> [Material supplied]:

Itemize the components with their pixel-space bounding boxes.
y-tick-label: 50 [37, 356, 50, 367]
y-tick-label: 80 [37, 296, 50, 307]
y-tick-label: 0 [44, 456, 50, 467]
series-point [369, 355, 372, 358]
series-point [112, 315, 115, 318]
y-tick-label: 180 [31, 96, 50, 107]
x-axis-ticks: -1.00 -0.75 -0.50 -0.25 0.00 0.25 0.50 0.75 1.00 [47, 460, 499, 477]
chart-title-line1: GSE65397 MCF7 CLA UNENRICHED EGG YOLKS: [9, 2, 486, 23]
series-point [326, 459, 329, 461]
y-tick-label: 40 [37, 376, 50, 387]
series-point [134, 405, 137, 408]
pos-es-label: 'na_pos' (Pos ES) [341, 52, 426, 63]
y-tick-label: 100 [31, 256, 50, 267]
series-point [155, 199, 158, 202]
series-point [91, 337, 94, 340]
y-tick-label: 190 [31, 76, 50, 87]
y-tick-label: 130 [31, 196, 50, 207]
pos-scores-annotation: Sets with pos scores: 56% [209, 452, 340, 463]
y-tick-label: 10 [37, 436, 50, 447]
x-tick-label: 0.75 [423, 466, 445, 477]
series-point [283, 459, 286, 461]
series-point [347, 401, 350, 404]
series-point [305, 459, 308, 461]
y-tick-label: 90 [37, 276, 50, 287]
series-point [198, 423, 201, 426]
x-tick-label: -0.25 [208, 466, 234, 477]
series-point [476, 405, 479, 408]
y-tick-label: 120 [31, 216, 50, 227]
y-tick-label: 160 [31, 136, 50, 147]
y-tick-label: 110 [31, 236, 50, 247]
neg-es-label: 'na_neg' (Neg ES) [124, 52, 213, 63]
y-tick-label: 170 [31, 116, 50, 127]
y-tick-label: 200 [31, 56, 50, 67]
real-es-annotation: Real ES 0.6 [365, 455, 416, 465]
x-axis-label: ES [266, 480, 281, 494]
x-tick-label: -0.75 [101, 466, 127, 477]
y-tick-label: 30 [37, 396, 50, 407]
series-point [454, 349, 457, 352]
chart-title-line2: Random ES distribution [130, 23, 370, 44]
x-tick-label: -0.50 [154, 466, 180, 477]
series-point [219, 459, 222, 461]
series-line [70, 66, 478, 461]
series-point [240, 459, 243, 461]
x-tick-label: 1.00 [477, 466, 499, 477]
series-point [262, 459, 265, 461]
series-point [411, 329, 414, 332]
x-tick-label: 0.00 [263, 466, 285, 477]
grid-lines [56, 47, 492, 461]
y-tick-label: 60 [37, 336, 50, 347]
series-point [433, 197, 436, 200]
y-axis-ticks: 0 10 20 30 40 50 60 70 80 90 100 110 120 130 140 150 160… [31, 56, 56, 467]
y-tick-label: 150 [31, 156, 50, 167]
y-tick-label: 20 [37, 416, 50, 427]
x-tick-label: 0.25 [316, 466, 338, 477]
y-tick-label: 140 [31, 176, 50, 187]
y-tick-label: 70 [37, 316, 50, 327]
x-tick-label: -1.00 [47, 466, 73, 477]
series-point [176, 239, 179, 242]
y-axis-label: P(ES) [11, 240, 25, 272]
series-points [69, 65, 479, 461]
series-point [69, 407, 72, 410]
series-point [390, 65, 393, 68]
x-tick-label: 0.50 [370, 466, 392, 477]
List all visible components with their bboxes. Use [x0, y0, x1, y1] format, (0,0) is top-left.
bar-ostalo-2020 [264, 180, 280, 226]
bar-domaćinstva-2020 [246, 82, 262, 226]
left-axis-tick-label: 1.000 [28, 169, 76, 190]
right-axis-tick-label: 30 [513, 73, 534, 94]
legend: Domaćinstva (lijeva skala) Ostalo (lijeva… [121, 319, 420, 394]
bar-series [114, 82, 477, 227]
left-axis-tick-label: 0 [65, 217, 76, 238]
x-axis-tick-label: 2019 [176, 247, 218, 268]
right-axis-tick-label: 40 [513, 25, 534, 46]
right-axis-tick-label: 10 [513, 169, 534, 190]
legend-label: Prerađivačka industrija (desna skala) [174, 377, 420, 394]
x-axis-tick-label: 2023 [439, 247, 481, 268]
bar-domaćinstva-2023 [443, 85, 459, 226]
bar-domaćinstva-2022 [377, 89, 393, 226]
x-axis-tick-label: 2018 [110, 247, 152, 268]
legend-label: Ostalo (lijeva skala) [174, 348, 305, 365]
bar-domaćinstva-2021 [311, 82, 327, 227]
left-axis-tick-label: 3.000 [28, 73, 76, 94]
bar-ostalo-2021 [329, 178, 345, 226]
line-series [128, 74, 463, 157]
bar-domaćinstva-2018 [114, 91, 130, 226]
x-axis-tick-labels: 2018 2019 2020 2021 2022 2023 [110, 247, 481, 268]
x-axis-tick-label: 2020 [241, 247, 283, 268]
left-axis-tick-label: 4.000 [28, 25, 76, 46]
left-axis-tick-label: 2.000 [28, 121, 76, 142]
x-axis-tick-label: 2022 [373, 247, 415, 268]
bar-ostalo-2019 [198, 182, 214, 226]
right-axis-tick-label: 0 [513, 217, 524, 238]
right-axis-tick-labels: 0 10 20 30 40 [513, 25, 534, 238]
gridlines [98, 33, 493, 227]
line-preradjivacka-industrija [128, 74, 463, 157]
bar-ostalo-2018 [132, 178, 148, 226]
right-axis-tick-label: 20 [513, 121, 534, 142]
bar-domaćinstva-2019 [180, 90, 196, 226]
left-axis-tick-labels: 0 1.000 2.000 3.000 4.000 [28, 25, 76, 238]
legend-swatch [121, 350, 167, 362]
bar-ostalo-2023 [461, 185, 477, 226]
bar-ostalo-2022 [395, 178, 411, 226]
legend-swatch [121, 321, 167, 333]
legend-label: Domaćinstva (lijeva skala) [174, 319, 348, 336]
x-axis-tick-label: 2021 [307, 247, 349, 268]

> [Exercise brief]:
Copy out every line of the data above verbatim, with no changes.

> [Finished task]:
Itemize the components with their pixel-space bounding boxes.
y-tick-label: 50 [37, 356, 50, 367]
y-tick-label: 80 [37, 296, 50, 307]
y-tick-label: 0 [44, 456, 50, 467]
series-point [369, 355, 372, 358]
series-point [112, 315, 115, 318]
y-tick-label: 180 [31, 96, 50, 107]
x-axis-ticks: -1.00 -0.75 -0.50 -0.25 0.00 0.25 0.50 0.75 1.00 [47, 460, 499, 477]
chart-title-line1: GSE65397 MCF7 CLA UNENRICHED EGG YOLKS: [9, 2, 486, 23]
series-point [326, 459, 329, 461]
y-tick-label: 40 [37, 376, 50, 387]
series-point [134, 405, 137, 408]
pos-es-label: 'na_pos' (Pos ES) [341, 52, 426, 63]
y-tick-label: 100 [31, 256, 50, 267]
series-point [155, 199, 158, 202]
series-point [91, 337, 94, 340]
y-tick-label: 190 [31, 76, 50, 87]
y-tick-label: 130 [31, 196, 50, 207]
pos-scores-annotation: Sets with pos scores: 56% [209, 452, 340, 463]
y-tick-label: 10 [37, 436, 50, 447]
x-tick-label: 0.75 [423, 466, 445, 477]
series-point [283, 459, 286, 461]
series-point [347, 401, 350, 404]
series-point [305, 459, 308, 461]
y-tick-label: 90 [37, 276, 50, 287]
series-point [198, 423, 201, 426]
x-tick-label: -0.25 [208, 466, 234, 477]
series-point [476, 405, 479, 408]
y-tick-label: 120 [31, 216, 50, 227]
y-tick-label: 160 [31, 136, 50, 147]
y-tick-label: 110 [31, 236, 50, 247]
neg-es-label: 'na_neg' (Neg ES) [124, 52, 213, 63]
y-tick-label: 170 [31, 116, 50, 127]
y-tick-label: 200 [31, 56, 50, 67]
real-es-annotation: Real ES 0.6 [365, 455, 416, 465]
x-axis-label: ES [266, 480, 281, 494]
x-tick-label: -0.75 [101, 466, 127, 477]
y-tick-label: 30 [37, 396, 50, 407]
series-point [454, 349, 457, 352]
chart-title-line2: Random ES distribution [130, 23, 370, 44]
x-tick-label: -0.50 [154, 466, 180, 477]
series-point [219, 459, 222, 461]
series-line [70, 66, 478, 461]
series-point [240, 459, 243, 461]
x-tick-label: 1.00 [477, 466, 499, 477]
series-point [262, 459, 265, 461]
series-point [411, 329, 414, 332]
x-tick-label: 0.00 [263, 466, 285, 477]
grid-lines [56, 47, 492, 461]
y-tick-label: 60 [37, 336, 50, 347]
series-point [433, 197, 436, 200]
y-axis-ticks: 0 10 20 30 40 50 60 70 80 90 100 110 120 130 140 150 160… [31, 56, 56, 467]
y-tick-label: 150 [31, 156, 50, 167]
y-tick-label: 20 [37, 416, 50, 427]
x-tick-label: 0.25 [316, 466, 338, 477]
y-tick-label: 140 [31, 176, 50, 187]
y-tick-label: 70 [37, 316, 50, 327]
x-tick-label: -1.00 [47, 466, 73, 477]
series-point [176, 239, 179, 242]
y-axis-label: P(ES) [11, 240, 25, 272]
series-points [69, 65, 479, 461]
series-point [69, 407, 72, 410]
series-point [390, 65, 393, 68]
x-tick-label: 0.50 [370, 466, 392, 477]
List all visible components with their bboxes. Use [x0, y0, x1, y1] format, (0,0) is top-left.
bar-ostalo-2020 [264, 180, 280, 226]
bar-domaćinstva-2020 [246, 82, 262, 226]
left-axis-tick-label: 1.000 [28, 169, 76, 190]
right-axis-tick-label: 30 [513, 73, 534, 94]
legend: Domaćinstva (lijeva skala) Ostalo (lijeva… [121, 319, 420, 394]
bar-series [114, 82, 477, 227]
left-axis-tick-label: 0 [65, 217, 76, 238]
x-axis-tick-label: 2019 [176, 247, 218, 268]
right-axis-tick-label: 40 [513, 25, 534, 46]
right-axis-tick-label: 10 [513, 169, 534, 190]
legend-label: Prerađivačka industrija (desna skala) [174, 377, 420, 394]
x-axis-tick-label: 2023 [439, 247, 481, 268]
bar-domaćinstva-2023 [443, 85, 459, 226]
bar-domaćinstva-2022 [377, 89, 393, 226]
x-axis-tick-label: 2018 [110, 247, 152, 268]
legend-label: Ostalo (lijeva skala) [174, 348, 305, 365]
bar-domaćinstva-2021 [311, 82, 327, 227]
left-axis-tick-label: 3.000 [28, 73, 76, 94]
bar-ostalo-2021 [329, 178, 345, 226]
line-series [128, 74, 463, 157]
bar-domaćinstva-2018 [114, 91, 130, 226]
x-axis-tick-labels: 2018 2019 2020 2021 2022 2023 [110, 247, 481, 268]
x-axis-tick-label: 2020 [241, 247, 283, 268]
left-axis-tick-label: 4.000 [28, 25, 76, 46]
left-axis-tick-label: 2.000 [28, 121, 76, 142]
x-axis-tick-label: 2022 [373, 247, 415, 268]
bar-ostalo-2019 [198, 182, 214, 226]
right-axis-tick-label: 0 [513, 217, 524, 238]
right-axis-tick-labels: 0 10 20 30 40 [513, 25, 534, 238]
gridlines [98, 33, 493, 227]
line-preradjivacka-industrija [128, 74, 463, 157]
bar-ostalo-2018 [132, 178, 148, 226]
right-axis-tick-label: 20 [513, 121, 534, 142]
bar-domaćinstva-2019 [180, 90, 196, 226]
left-axis-tick-labels: 0 1.000 2.000 3.000 4.000 [28, 25, 76, 238]
legend-swatch [121, 350, 167, 362]
bar-ostalo-2023 [461, 185, 477, 226]
bar-ostalo-2022 [395, 178, 411, 226]
legend-swatch [121, 321, 167, 333]
legend-label: Domaćinstva (lijeva skala) [174, 319, 348, 336]
x-axis-tick-label: 2021 [307, 247, 349, 268]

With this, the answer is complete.